— Written request 1 —
According to the Tesla review, how much does the P90D review model cost with its options?

— Extract to read —

• • • •

Everything in the settings section is clear and toggles on or off with simplicity, just like using your smartphone. This is effective for in-driving access to everything.

However, we'd like to see a little more depth to some options, and perhaps a little more personalisation. We can see why keeping things simple works, but being able to dig deeper into the car is surely the future of car modding? Oh, a faster browser wouldn't go amiss either, as the provided one is pretty slow.


Tesla is a luxury brand. Its cars are not cheap. Indeed, they're not really even affordable for most. With plenty of options boxes ticked for this P90D review model it comes in at over £110,000. Which, if you've got such money to chuck around, might have you eyeing up the BMW i8 instead - sure, it doesn't offer the same space by any means, but it's an undeniably standout model. 

Still, such a price point is because Tesla doesn't compromise. The P90D offers eyelid-flipping acceleration, space-age design (especially on the inside), digital menus that would make Apple swoon, heaps of interior and boot space, plus, of course, your own robot chauffeur in Autopilot.

If you're thinking of buying one the only limiting factor, really, is range. But having done plenty of long-range journeys we can confirm that stopping for a quick charge is as easy as stopping for a toilet break – in fact it's often one in the same. Thanks to silly-fast Supercharger charging times (if you can find one, given their relative rarity) you'll have added 100-miles to the range in the time it takes to empty your bladder and grab a coffee.

Is the Tesla the all-electric car to go for? Well, you get sports car speed but not quite the handling. You get smart self-driving but it's not quite fully autonomous (yet). You get beautiful menus but perhaps not enough depth or personalisation. Yet a software update could change everything.

So investing in the hardware now should mean you'll be even happier in the near future. That's more than a lot of other electric car manufacturers can say. All this and we've not even mentioned the environment once.

• • • •

— Given information —
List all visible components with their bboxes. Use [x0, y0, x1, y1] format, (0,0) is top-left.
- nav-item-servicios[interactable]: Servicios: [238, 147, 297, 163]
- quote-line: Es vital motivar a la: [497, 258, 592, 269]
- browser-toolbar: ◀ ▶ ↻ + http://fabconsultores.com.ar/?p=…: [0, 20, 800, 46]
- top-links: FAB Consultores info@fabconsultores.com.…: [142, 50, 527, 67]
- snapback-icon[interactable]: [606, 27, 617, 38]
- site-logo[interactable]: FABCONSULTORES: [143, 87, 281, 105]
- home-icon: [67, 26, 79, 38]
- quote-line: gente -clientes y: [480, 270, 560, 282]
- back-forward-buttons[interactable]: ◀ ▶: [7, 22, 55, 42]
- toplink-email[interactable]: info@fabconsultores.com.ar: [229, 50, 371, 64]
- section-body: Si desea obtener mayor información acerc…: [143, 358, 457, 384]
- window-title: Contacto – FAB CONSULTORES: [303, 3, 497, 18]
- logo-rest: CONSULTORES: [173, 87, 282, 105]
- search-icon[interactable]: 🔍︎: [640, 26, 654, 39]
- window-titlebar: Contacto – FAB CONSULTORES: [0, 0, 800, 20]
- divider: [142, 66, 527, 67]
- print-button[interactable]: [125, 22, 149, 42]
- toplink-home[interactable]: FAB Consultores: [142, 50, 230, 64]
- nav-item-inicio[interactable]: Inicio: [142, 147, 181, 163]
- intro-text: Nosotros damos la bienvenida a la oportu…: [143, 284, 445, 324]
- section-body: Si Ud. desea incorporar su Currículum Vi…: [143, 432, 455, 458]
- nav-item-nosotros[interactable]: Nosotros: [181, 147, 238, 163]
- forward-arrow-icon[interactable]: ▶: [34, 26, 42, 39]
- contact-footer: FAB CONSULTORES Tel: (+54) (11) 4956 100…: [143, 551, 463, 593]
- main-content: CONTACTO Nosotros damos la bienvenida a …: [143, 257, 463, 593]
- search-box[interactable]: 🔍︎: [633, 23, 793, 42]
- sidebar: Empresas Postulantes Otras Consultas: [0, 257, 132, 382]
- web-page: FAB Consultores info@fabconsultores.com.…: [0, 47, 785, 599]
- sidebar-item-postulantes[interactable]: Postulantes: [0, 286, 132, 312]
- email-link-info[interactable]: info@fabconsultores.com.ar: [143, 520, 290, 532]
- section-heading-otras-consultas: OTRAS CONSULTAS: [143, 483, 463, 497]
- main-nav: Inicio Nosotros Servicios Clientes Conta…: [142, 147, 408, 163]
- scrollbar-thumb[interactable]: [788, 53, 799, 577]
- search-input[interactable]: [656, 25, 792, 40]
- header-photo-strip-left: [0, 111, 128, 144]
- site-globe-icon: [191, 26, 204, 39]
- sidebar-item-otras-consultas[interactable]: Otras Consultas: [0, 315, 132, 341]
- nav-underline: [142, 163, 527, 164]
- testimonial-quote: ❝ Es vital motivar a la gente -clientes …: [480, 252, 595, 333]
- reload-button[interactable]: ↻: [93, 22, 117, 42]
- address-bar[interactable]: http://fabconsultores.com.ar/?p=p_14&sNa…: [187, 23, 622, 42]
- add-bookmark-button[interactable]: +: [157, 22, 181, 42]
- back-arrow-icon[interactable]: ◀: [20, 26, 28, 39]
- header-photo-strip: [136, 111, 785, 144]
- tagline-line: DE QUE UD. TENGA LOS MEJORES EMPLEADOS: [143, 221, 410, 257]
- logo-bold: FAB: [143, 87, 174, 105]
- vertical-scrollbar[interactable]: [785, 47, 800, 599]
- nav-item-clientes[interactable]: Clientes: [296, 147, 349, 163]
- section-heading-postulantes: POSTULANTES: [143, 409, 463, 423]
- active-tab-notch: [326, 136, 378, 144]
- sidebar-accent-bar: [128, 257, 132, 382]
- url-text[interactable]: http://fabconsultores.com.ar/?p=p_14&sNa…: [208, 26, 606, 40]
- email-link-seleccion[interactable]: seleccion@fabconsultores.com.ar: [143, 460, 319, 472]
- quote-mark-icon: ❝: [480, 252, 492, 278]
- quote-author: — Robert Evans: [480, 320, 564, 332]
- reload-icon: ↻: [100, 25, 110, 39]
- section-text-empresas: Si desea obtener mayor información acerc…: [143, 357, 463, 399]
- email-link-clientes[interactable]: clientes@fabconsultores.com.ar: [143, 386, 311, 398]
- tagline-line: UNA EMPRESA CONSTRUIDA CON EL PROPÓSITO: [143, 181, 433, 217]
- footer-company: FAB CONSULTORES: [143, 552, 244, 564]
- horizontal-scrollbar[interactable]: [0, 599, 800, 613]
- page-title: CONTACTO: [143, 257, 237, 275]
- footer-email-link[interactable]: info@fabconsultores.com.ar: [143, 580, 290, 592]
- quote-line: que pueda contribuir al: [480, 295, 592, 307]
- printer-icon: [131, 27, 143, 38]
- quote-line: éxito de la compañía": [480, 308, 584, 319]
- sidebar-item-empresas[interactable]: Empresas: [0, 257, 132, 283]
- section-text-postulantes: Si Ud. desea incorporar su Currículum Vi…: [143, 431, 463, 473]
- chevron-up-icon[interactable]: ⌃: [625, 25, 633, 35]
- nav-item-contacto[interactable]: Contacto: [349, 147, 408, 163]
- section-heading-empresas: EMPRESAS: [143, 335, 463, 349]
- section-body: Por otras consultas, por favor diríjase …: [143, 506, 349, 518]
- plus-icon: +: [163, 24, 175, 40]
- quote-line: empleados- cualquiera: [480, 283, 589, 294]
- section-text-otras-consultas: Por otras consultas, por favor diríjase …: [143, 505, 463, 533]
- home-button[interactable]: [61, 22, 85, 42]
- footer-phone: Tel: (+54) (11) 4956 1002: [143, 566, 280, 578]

• • • •

— Written request 2 —
How many lines of the entries contain the string "email"? Case counts; reply with the number alone.

— Complete answer 1 —
Over £110,000.

— Complete answer 2 —
5